◆ Goal of the exercise ◆
Count how many lines contain the word "name". Please give only the number.

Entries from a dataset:
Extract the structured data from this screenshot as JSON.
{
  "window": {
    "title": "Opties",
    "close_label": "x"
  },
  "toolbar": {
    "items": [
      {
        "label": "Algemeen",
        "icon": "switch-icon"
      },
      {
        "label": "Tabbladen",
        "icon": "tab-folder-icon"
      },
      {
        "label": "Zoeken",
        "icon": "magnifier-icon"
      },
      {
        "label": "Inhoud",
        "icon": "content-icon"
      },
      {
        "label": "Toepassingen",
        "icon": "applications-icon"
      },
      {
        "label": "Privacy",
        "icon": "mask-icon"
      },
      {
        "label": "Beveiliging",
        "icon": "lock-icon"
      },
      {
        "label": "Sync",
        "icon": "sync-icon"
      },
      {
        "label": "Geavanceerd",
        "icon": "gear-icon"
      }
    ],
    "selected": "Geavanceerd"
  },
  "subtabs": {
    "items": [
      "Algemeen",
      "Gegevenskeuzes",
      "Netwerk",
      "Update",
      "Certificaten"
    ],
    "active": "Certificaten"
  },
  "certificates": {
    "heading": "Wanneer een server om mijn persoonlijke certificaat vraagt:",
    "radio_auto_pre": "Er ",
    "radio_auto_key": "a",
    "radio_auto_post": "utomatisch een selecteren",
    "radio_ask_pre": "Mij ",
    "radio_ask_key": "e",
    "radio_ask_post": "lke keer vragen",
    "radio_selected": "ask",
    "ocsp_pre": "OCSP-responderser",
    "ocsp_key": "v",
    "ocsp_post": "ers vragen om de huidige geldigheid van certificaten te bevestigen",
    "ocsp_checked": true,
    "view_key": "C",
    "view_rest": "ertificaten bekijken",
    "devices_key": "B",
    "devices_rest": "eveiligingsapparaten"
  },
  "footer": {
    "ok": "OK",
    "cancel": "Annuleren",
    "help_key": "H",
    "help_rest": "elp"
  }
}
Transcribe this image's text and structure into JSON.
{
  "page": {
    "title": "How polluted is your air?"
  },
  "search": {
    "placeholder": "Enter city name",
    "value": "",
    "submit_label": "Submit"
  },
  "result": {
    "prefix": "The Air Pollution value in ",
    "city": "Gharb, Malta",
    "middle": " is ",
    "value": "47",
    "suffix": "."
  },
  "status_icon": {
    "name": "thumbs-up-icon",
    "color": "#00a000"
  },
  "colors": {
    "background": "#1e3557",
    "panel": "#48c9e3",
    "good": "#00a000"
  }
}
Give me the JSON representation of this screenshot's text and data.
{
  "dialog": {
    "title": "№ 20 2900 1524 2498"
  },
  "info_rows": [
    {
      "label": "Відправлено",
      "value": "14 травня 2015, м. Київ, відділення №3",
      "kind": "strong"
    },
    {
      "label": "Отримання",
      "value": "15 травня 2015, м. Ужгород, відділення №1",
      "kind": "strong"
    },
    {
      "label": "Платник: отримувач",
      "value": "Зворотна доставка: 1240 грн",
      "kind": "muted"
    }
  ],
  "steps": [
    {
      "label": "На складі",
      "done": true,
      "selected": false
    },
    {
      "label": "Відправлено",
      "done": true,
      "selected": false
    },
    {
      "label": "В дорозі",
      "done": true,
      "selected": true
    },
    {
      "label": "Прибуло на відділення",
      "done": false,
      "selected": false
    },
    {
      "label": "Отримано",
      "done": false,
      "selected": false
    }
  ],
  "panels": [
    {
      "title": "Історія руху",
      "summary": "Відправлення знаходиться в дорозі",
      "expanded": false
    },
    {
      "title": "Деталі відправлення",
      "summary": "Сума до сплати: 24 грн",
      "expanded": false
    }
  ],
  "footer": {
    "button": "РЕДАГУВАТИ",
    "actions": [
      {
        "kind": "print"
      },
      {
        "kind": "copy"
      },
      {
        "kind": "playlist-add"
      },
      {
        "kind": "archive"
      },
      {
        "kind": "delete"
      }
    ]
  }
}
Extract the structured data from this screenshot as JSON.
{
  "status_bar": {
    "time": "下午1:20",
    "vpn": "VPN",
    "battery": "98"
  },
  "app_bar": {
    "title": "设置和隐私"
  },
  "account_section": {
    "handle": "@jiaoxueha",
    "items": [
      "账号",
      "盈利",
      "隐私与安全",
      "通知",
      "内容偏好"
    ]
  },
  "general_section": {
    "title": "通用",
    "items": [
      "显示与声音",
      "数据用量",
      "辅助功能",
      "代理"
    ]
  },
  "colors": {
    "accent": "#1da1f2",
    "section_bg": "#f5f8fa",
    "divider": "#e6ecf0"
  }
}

◆ Reply ◆
2